# Records to use
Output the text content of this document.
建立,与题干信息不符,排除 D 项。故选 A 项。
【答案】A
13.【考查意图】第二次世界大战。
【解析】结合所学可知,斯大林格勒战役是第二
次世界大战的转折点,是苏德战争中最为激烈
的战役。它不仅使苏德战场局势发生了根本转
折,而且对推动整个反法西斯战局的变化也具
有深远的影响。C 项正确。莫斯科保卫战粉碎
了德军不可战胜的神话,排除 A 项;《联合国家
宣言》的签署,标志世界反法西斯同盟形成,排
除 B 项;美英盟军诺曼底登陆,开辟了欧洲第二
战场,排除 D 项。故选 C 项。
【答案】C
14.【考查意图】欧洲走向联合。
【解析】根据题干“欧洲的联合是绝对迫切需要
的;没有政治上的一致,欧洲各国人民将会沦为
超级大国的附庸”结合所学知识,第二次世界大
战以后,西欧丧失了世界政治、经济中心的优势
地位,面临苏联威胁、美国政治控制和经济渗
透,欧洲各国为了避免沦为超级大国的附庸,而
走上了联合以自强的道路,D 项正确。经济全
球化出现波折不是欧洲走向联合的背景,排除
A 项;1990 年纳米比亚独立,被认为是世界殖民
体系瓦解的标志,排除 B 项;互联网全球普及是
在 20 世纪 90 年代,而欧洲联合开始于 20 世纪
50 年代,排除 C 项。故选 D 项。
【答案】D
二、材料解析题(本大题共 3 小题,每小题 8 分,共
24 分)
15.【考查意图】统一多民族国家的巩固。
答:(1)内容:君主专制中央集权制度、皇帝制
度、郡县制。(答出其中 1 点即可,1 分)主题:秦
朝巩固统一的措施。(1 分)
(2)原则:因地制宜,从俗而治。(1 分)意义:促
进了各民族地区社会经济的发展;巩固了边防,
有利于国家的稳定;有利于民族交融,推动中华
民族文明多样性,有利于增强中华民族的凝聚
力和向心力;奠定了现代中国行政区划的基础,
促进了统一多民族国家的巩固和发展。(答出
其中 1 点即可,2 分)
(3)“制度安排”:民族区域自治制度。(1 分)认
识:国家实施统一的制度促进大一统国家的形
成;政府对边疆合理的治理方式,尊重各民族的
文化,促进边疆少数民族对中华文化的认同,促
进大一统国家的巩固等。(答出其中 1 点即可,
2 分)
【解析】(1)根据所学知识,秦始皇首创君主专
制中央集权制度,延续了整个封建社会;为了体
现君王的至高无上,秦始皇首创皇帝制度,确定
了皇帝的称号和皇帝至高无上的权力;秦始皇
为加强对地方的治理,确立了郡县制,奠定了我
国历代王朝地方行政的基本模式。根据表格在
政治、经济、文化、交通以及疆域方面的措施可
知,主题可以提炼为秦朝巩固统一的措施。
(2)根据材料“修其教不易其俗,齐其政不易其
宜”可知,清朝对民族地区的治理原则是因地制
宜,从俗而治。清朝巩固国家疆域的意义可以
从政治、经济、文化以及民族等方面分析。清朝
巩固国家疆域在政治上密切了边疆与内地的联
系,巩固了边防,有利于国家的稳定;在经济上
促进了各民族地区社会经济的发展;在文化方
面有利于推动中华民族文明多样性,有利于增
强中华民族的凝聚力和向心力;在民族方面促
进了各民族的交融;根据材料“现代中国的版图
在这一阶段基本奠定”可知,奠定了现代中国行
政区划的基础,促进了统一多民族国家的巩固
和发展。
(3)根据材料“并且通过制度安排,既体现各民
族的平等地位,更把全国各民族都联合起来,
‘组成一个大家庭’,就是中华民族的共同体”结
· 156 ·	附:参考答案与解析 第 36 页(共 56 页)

...

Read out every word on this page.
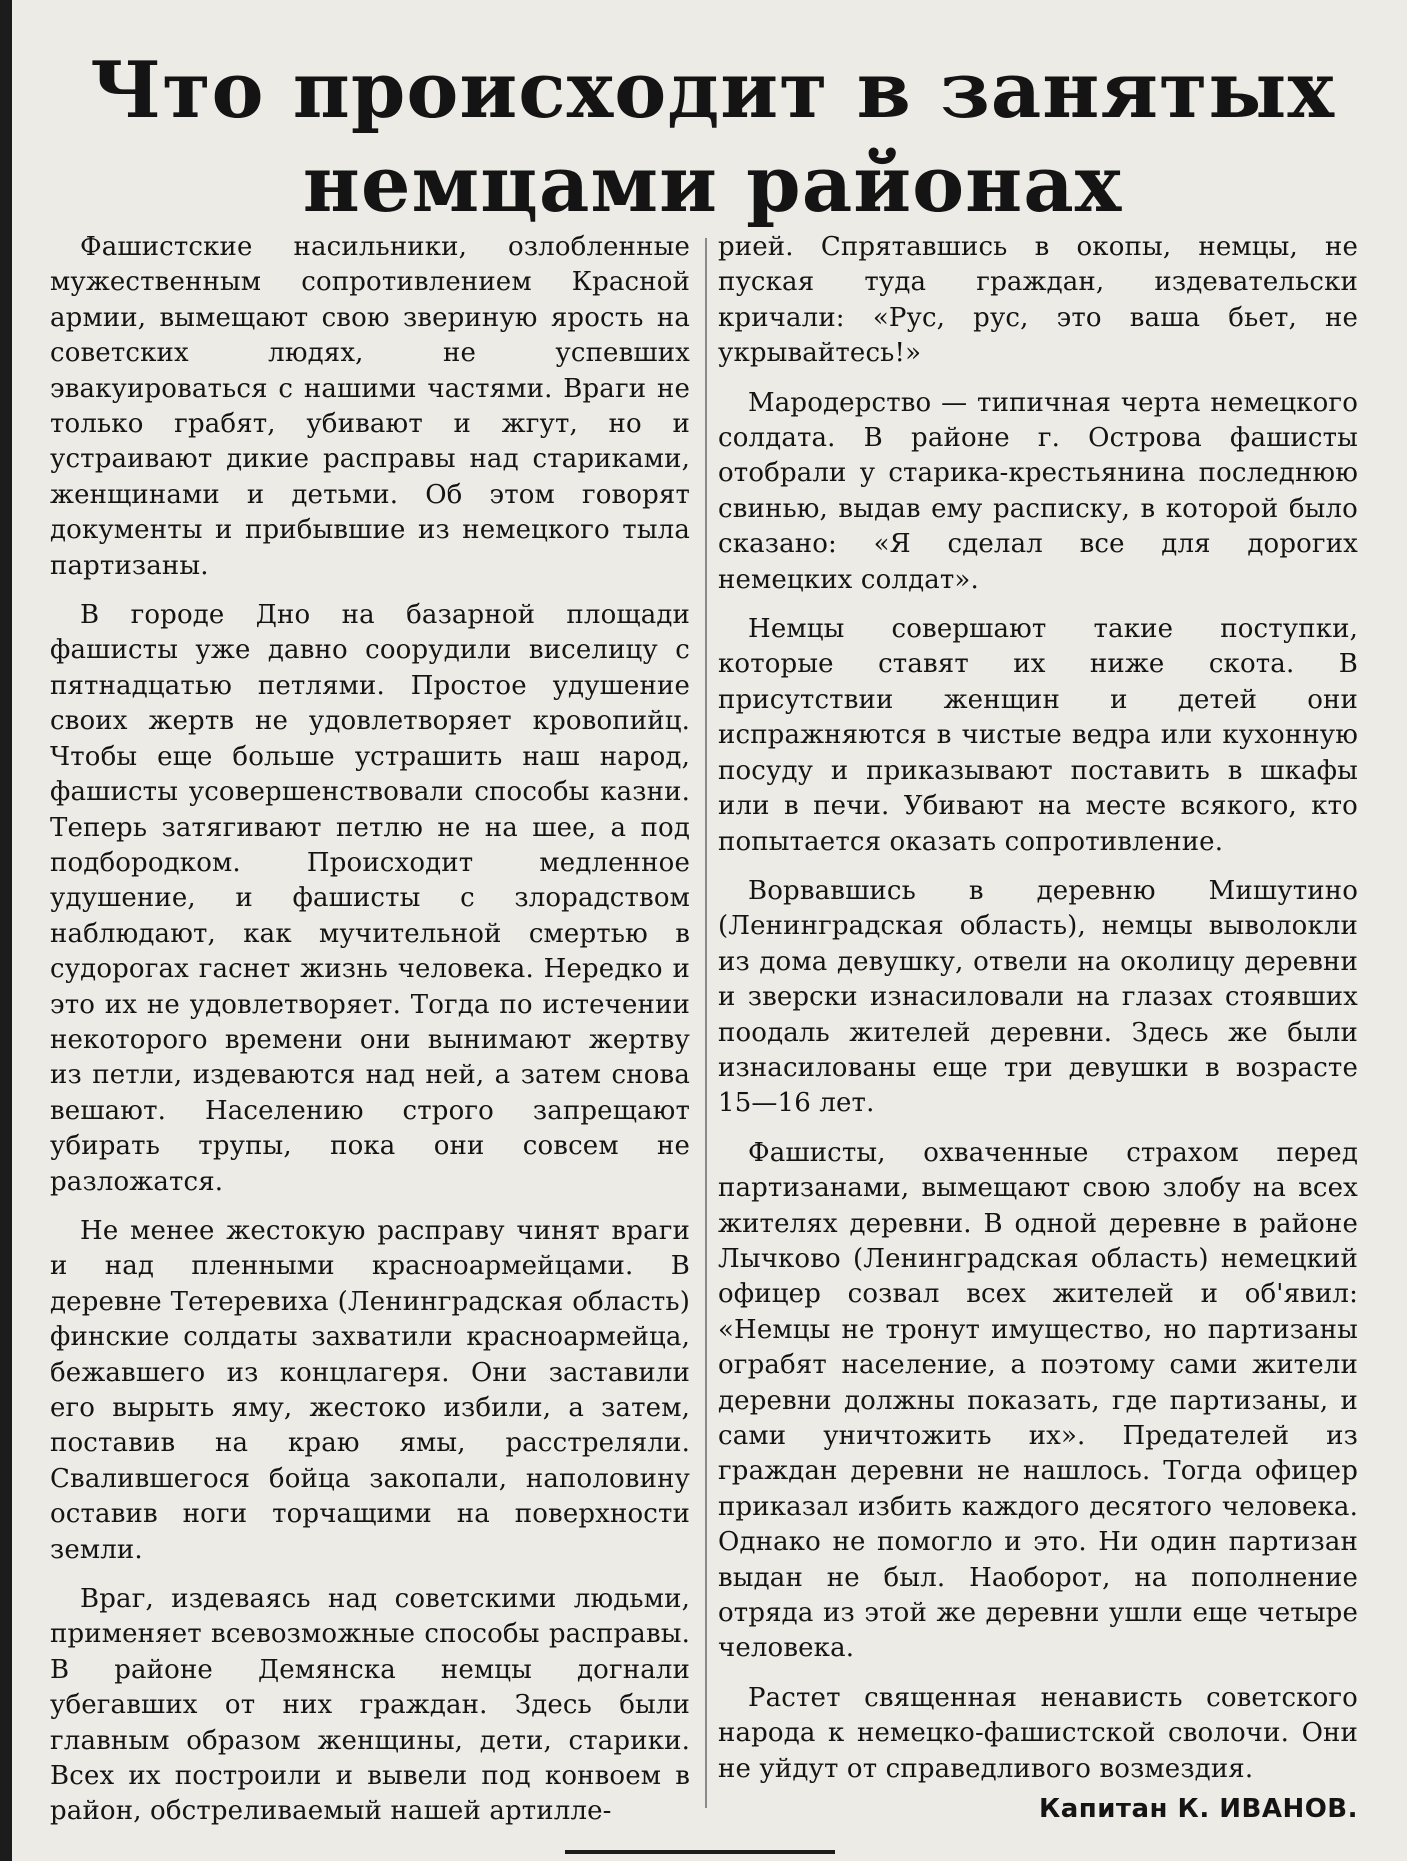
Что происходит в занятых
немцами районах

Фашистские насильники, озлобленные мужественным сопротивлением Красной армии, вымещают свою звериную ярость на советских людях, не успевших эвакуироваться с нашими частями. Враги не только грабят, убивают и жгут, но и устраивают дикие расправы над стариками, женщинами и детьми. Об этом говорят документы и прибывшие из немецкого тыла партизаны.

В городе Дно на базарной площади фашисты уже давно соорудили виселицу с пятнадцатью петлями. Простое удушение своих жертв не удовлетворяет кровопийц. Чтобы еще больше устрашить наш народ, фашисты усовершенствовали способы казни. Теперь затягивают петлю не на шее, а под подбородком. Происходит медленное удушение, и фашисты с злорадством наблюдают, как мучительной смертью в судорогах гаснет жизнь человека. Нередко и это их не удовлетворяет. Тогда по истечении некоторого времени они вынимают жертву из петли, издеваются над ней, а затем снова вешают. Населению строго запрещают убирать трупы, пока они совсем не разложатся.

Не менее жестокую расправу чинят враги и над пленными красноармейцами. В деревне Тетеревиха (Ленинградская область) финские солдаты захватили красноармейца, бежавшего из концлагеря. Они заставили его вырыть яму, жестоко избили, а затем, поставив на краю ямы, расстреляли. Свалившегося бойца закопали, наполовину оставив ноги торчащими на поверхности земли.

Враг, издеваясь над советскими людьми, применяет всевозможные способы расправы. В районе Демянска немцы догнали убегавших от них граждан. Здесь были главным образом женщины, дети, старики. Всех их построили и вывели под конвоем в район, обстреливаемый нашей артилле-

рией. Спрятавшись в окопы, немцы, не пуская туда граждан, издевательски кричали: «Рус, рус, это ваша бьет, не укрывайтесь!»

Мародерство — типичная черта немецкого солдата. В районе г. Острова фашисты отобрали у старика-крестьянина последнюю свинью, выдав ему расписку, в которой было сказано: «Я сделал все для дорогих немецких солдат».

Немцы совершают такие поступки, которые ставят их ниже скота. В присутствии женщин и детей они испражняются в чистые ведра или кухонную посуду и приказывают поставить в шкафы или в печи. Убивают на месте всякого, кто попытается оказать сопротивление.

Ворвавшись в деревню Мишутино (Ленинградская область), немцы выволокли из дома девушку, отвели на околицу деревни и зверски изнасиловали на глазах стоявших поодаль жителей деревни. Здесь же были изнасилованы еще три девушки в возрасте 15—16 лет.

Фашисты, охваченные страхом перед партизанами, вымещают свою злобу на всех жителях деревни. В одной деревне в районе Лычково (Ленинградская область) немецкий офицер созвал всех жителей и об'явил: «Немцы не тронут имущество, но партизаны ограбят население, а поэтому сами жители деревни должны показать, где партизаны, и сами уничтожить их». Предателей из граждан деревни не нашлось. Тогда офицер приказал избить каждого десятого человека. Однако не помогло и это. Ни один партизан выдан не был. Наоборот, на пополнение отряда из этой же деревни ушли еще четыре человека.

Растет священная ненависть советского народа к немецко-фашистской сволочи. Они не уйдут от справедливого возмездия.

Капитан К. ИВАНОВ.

* * *

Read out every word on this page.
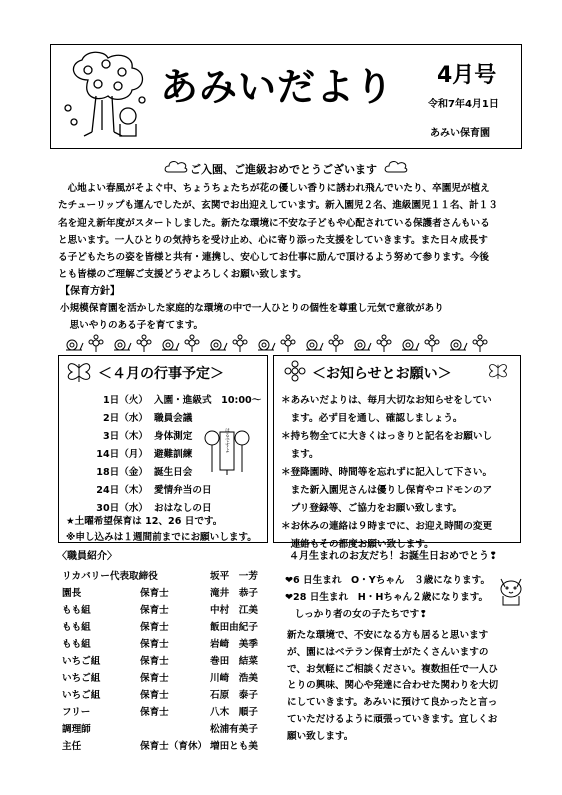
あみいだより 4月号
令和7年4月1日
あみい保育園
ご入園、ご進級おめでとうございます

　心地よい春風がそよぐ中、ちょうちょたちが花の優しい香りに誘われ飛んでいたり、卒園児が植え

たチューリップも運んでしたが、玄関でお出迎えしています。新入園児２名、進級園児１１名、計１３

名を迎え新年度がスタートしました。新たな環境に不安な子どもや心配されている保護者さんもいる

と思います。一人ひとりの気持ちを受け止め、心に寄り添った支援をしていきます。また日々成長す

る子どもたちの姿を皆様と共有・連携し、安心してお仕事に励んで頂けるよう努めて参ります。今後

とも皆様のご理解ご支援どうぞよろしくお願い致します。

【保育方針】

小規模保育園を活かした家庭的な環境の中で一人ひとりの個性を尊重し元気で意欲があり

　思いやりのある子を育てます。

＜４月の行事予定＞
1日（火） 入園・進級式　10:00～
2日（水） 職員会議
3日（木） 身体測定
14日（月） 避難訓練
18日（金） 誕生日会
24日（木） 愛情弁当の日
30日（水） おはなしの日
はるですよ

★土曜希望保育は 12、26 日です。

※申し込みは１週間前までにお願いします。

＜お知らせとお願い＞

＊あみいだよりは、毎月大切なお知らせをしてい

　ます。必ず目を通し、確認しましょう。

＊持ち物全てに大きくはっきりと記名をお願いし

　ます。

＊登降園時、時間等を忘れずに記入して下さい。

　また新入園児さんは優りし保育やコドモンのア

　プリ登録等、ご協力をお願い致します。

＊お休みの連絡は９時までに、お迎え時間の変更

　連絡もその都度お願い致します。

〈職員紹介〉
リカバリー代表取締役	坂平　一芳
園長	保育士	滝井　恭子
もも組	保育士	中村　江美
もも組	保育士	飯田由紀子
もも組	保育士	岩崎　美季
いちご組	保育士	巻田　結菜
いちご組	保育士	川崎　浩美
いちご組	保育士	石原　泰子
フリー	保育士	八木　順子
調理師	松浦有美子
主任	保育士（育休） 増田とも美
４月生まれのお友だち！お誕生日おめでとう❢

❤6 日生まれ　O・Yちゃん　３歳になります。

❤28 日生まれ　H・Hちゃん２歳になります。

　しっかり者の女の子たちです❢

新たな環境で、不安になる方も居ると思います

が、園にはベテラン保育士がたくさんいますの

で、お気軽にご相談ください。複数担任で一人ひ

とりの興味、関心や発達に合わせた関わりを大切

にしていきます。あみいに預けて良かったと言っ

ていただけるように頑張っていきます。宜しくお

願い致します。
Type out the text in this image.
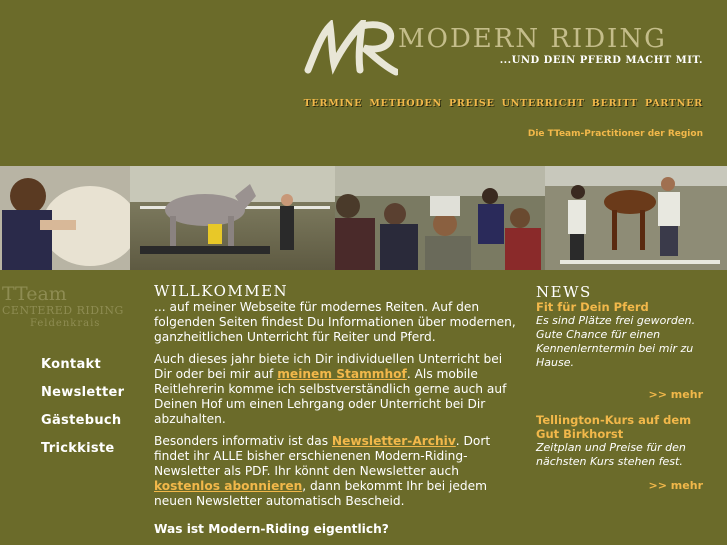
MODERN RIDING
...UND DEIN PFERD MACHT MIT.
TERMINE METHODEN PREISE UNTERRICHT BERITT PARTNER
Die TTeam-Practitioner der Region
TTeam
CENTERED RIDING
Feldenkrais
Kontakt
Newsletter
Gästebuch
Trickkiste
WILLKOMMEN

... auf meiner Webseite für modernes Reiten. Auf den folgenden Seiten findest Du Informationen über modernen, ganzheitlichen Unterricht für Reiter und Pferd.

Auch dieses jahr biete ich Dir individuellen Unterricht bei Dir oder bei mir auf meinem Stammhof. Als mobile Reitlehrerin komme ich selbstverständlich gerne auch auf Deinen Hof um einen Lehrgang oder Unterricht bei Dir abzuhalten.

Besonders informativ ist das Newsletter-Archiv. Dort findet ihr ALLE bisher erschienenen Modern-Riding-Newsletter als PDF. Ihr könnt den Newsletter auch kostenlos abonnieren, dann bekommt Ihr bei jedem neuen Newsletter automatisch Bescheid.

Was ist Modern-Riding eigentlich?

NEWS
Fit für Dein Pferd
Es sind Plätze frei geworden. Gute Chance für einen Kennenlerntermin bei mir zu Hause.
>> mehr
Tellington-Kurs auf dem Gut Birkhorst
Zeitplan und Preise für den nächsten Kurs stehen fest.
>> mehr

# Stated exercise
Using the listing above, list every line in which the string "从俗而治" occurs.

# Solved problem
(2)原则:因地制宜,从俗而治。(1 分)意义:促
宜,从俗而治。清朝巩固国家疆域的意义可以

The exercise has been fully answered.